(REQUIRED WORK): Images do not belong in the copy. Retype all the entries below exactly.

[Data listing]
---

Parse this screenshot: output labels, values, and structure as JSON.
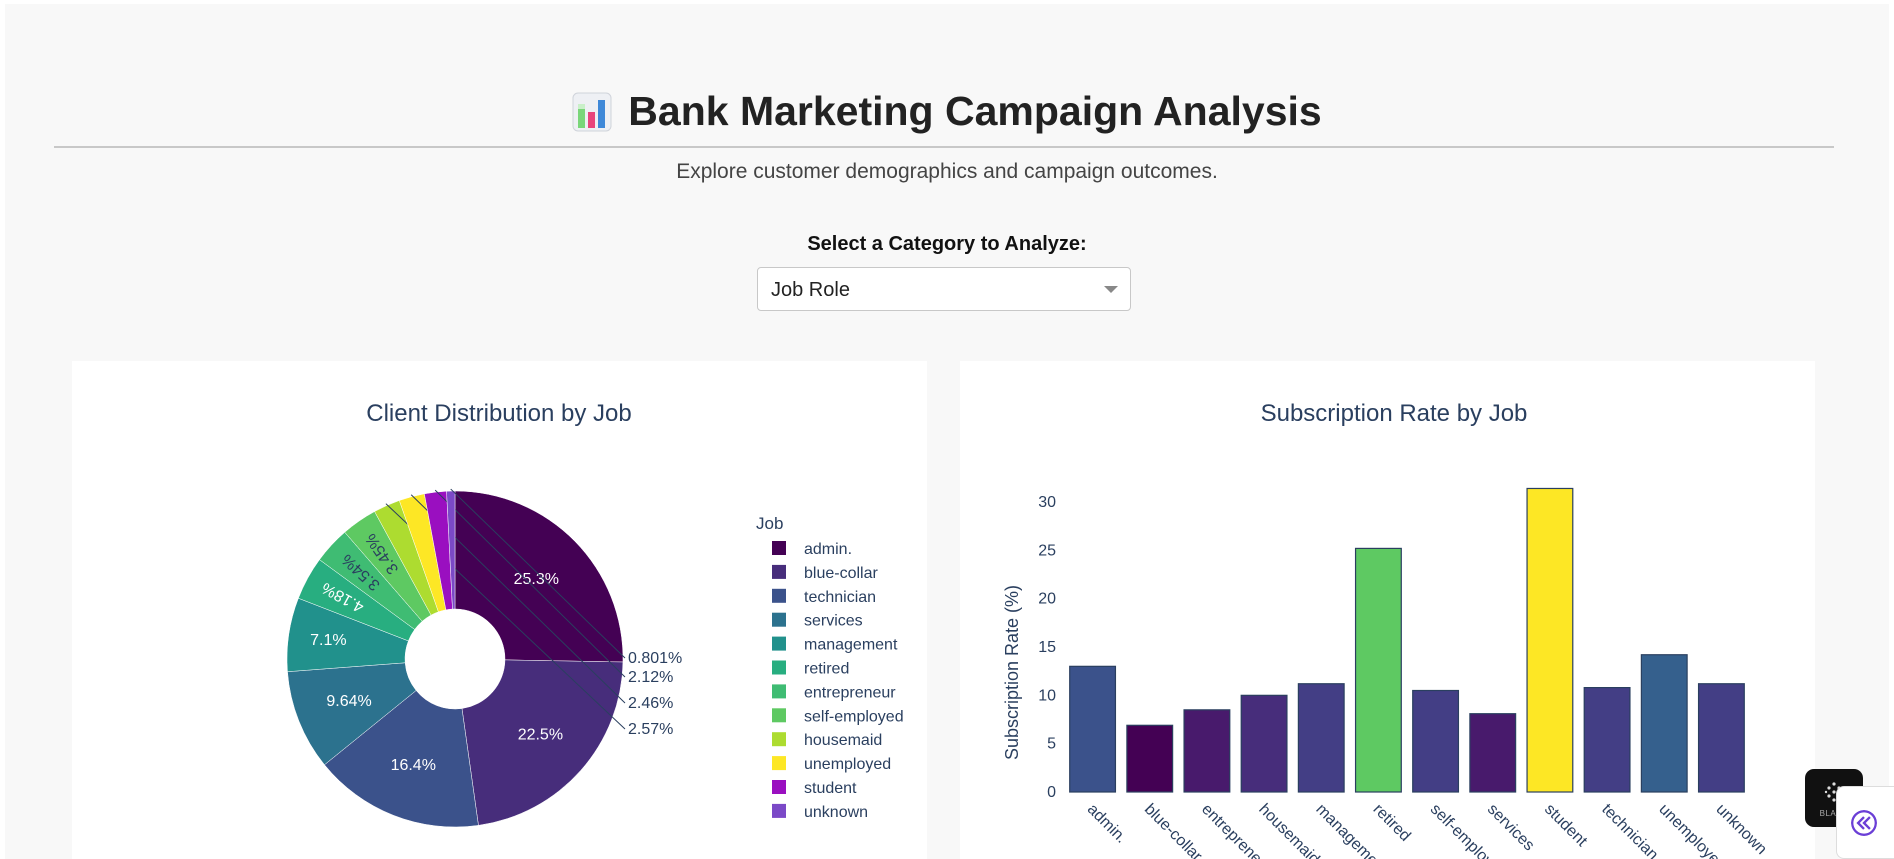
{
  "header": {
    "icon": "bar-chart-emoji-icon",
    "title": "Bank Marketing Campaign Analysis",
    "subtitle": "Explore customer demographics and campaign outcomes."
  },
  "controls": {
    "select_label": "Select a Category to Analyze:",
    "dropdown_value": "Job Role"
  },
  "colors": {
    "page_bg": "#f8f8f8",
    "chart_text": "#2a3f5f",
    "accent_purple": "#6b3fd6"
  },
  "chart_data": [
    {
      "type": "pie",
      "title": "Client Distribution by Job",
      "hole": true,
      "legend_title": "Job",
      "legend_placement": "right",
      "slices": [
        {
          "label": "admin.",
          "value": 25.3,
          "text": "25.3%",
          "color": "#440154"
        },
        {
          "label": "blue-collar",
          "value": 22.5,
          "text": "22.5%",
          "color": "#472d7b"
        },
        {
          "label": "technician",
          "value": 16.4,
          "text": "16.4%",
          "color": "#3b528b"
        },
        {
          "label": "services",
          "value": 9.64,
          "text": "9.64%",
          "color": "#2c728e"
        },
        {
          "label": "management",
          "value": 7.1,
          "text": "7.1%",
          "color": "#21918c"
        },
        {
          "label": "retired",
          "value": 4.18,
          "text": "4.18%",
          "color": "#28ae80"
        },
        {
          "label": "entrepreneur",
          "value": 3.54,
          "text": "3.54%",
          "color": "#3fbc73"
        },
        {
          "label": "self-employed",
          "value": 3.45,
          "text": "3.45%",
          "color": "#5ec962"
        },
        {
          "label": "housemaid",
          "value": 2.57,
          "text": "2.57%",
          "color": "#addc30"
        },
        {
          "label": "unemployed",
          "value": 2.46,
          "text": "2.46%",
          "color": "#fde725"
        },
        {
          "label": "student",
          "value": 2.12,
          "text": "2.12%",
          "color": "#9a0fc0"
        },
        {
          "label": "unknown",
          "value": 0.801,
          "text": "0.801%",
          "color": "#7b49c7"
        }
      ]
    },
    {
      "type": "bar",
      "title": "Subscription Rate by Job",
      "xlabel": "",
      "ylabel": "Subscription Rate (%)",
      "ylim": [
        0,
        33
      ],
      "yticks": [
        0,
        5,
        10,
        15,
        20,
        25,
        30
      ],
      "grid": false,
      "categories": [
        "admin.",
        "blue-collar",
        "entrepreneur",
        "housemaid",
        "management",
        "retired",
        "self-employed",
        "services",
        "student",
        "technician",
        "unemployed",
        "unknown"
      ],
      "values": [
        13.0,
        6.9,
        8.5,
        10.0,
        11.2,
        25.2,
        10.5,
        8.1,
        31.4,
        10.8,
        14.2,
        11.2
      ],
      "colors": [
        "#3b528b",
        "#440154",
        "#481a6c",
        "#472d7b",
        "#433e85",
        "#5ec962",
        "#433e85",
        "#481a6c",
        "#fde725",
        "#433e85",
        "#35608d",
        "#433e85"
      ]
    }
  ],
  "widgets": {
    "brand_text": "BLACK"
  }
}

---

(SOLUTION TO THE EXERCISE):
Parse this screenshot: output labels, values, and structure as JSON.
{
  "header": {
    "icon": "bar-chart-emoji-icon",
    "title": "Bank Marketing Campaign Analysis",
    "subtitle": "Explore customer demographics and campaign outcomes."
  },
  "controls": {
    "select_label": "Select a Category to Analyze:",
    "dropdown_value": "Job Role"
  },
  "colors": {
    "page_bg": "#f8f8f8",
    "chart_text": "#2a3f5f",
    "accent_purple": "#6b3fd6"
  },
  "chart_data": [
    {
      "type": "pie",
      "title": "Client Distribution by Job",
      "hole": true,
      "legend_title": "Job",
      "legend_placement": "right",
      "slices": [
        {
          "label": "admin.",
          "value": 25.3,
          "text": "25.3%",
          "color": "#440154"
        },
        {
          "label": "blue-collar",
          "value": 22.5,
          "text": "22.5%",
          "color": "#472d7b"
        },
        {
          "label": "technician",
          "value": 16.4,
          "text": "16.4%",
          "color": "#3b528b"
        },
        {
          "label": "services",
          "value": 9.64,
          "text": "9.64%",
          "color": "#2c728e"
        },
        {
          "label": "management",
          "value": 7.1,
          "text": "7.1%",
          "color": "#21918c"
        },
        {
          "label": "retired",
          "value": 4.18,
          "text": "4.18%",
          "color": "#28ae80"
        },
        {
          "label": "entrepreneur",
          "value": 3.54,
          "text": "3.54%",
          "color": "#3fbc73"
        },
        {
          "label": "self-employed",
          "value": 3.45,
          "text": "3.45%",
          "color": "#5ec962"
        },
        {
          "label": "housemaid",
          "value": 2.57,
          "text": "2.57%",
          "color": "#addc30"
        },
        {
          "label": "unemployed",
          "value": 2.46,
          "text": "2.46%",
          "color": "#fde725"
        },
        {
          "label": "student",
          "value": 2.12,
          "text": "2.12%",
          "color": "#9a0fc0"
        },
        {
          "label": "unknown",
          "value": 0.801,
          "text": "0.801%",
          "color": "#7b49c7"
        }
      ]
    },
    {
      "type": "bar",
      "title": "Subscription Rate by Job",
      "xlabel": "",
      "ylabel": "Subscription Rate (%)",
      "ylim": [
        0,
        33
      ],
      "yticks": [
        0,
        5,
        10,
        15,
        20,
        25,
        30
      ],
      "grid": false,
      "categories": [
        "admin.",
        "blue-collar",
        "entrepreneur",
        "housemaid",
        "management",
        "retired",
        "self-employed",
        "services",
        "student",
        "technician",
        "unemployed",
        "unknown"
      ],
      "values": [
        13.0,
        6.9,
        8.5,
        10.0,
        11.2,
        25.2,
        10.5,
        8.1,
        31.4,
        10.8,
        14.2,
        11.2
      ],
      "colors": [
        "#3b528b",
        "#440154",
        "#481a6c",
        "#472d7b",
        "#433e85",
        "#5ec962",
        "#433e85",
        "#481a6c",
        "#fde725",
        "#433e85",
        "#35608d",
        "#433e85"
      ]
    }
  ],
  "widgets": {
    "brand_text": "BLACK"
  }
}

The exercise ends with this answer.